→ RECORDS FOR THIS EXERCISE
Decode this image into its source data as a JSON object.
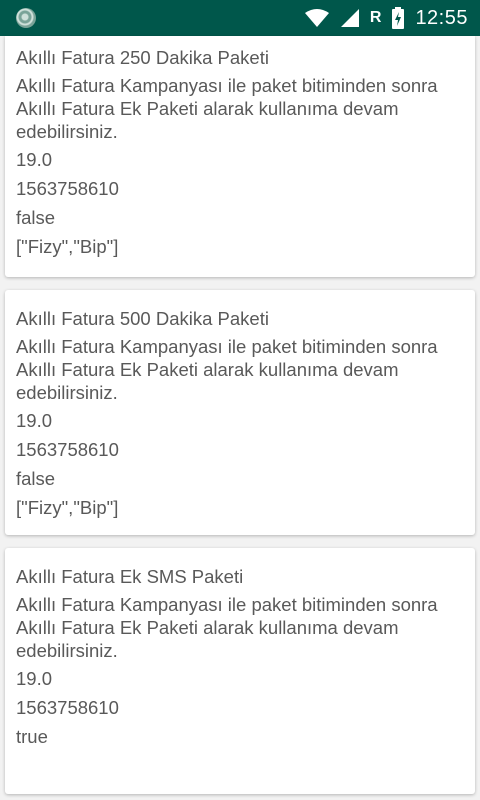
{
  "status_bar": {
    "time": "12:55",
    "network_indicator": "R",
    "icons": [
      "app-notification-icon",
      "wifi-icon",
      "cellular-signal-icon",
      "battery-charging-icon"
    ]
  },
  "packages": [
    {
      "name": "Akıllı Fatura 250 Dakika Paketi",
      "description": "Akıllı Fatura Kampanyası ile paket bitiminden sonra Akıllı Fatura Ek Paketi alarak kullanıma devam edebilirsiniz.",
      "price": "19.0",
      "timestamp": "1563758610",
      "flag": "false",
      "apps": "[\"Fizy\",\"Bip\"]"
    },
    {
      "name": "Akıllı Fatura 500 Dakika Paketi",
      "description": "Akıllı Fatura Kampanyası ile paket bitiminden sonra Akıllı Fatura Ek Paketi alarak kullanıma devam edebilirsiniz.",
      "price": "19.0",
      "timestamp": "1563758610",
      "flag": "false",
      "apps": "[\"Fizy\",\"Bip\"]"
    },
    {
      "name": "Akıllı Fatura Ek SMS Paketi",
      "description": "Akıllı Fatura Kampanyası ile paket bitiminden sonra Akıllı Fatura Ek Paketi alarak kullanıma devam edebilirsiniz.",
      "price": "19.0",
      "timestamp": "1563758610",
      "flag": "true"
    }
  ]
}
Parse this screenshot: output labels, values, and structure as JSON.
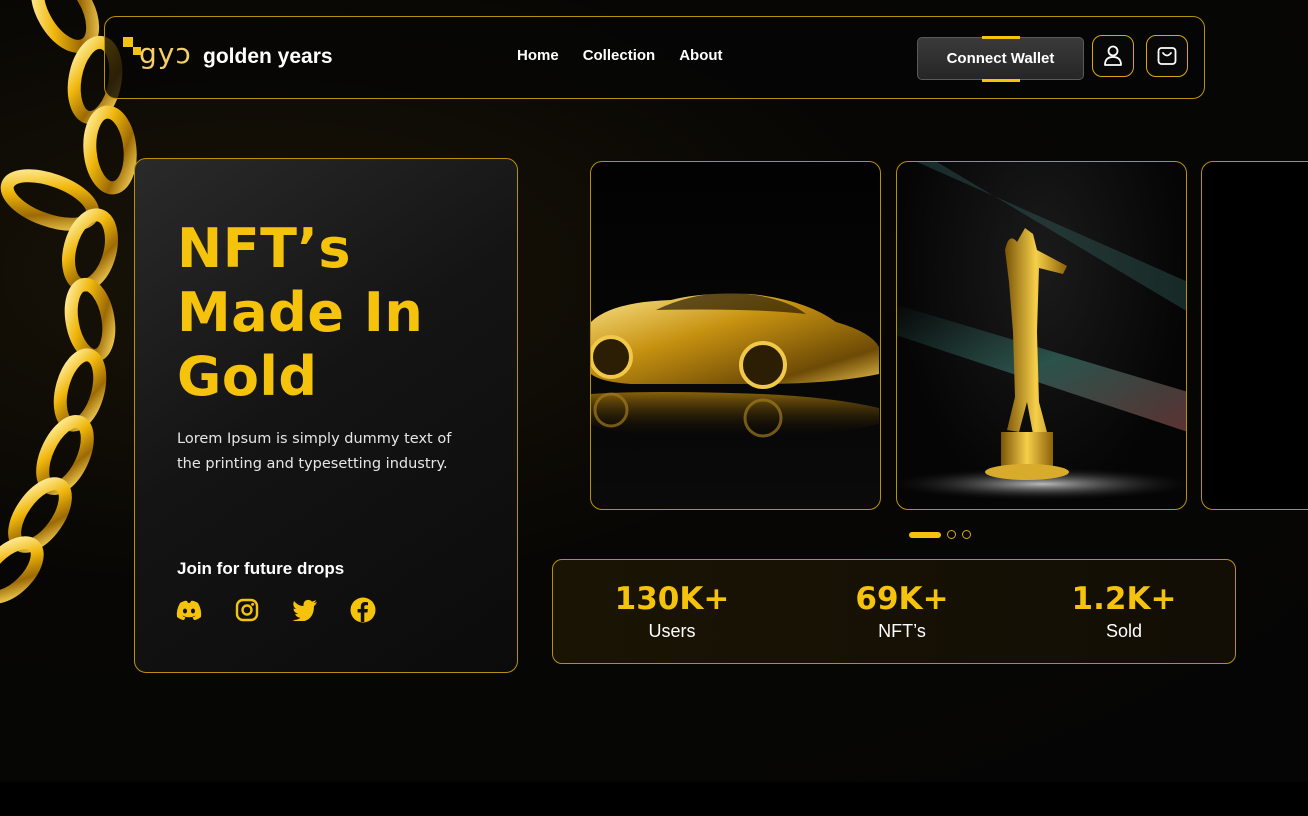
{
  "colors": {
    "accent": "#f5c20c",
    "border": "#b8900e",
    "background": "#050505",
    "text": "#ffffff"
  },
  "header": {
    "logo_mark": "gyɔ",
    "brand_name": "golden years",
    "nav": [
      {
        "label": "Home"
      },
      {
        "label": "Collection"
      },
      {
        "label": "About"
      }
    ],
    "connect_wallet_label": "Connect Wallet",
    "user_icon": "user-icon",
    "cart_icon": "shopping-bag-icon"
  },
  "hero": {
    "title_lines": [
      "NFT’s",
      "Made In",
      "Gold"
    ],
    "description": "Lorem Ipsum is simply dummy text of the printing and typesetting industry.",
    "join_label": "Join for future drops",
    "socials": [
      {
        "name": "discord-icon"
      },
      {
        "name": "instagram-icon"
      },
      {
        "name": "twitter-icon"
      },
      {
        "name": "facebook-icon"
      }
    ]
  },
  "carousel": {
    "items": [
      {
        "subject": "gold-sports-car"
      },
      {
        "subject": "gold-statue-trophy"
      },
      {
        "subject": "partial-card"
      }
    ],
    "active_index": 0,
    "page_count": 3
  },
  "stats": [
    {
      "value": "130K+",
      "label": "Users"
    },
    {
      "value": "69K+",
      "label": "NFT’s"
    },
    {
      "value": "1.2K+",
      "label": "Sold"
    }
  ]
}
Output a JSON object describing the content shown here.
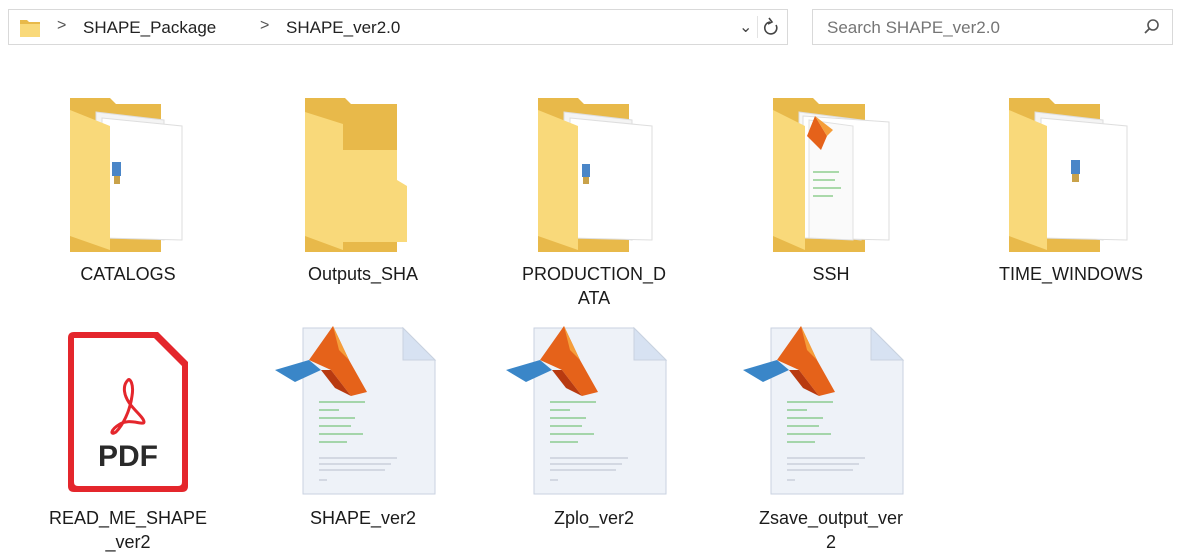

→ REQUIRED WORK
Gather each line in these records that contains the string "object".

→ TASK SOLUTION
Decode this image into its source data as a JSON object.
Output a JSON object describing the content shown here.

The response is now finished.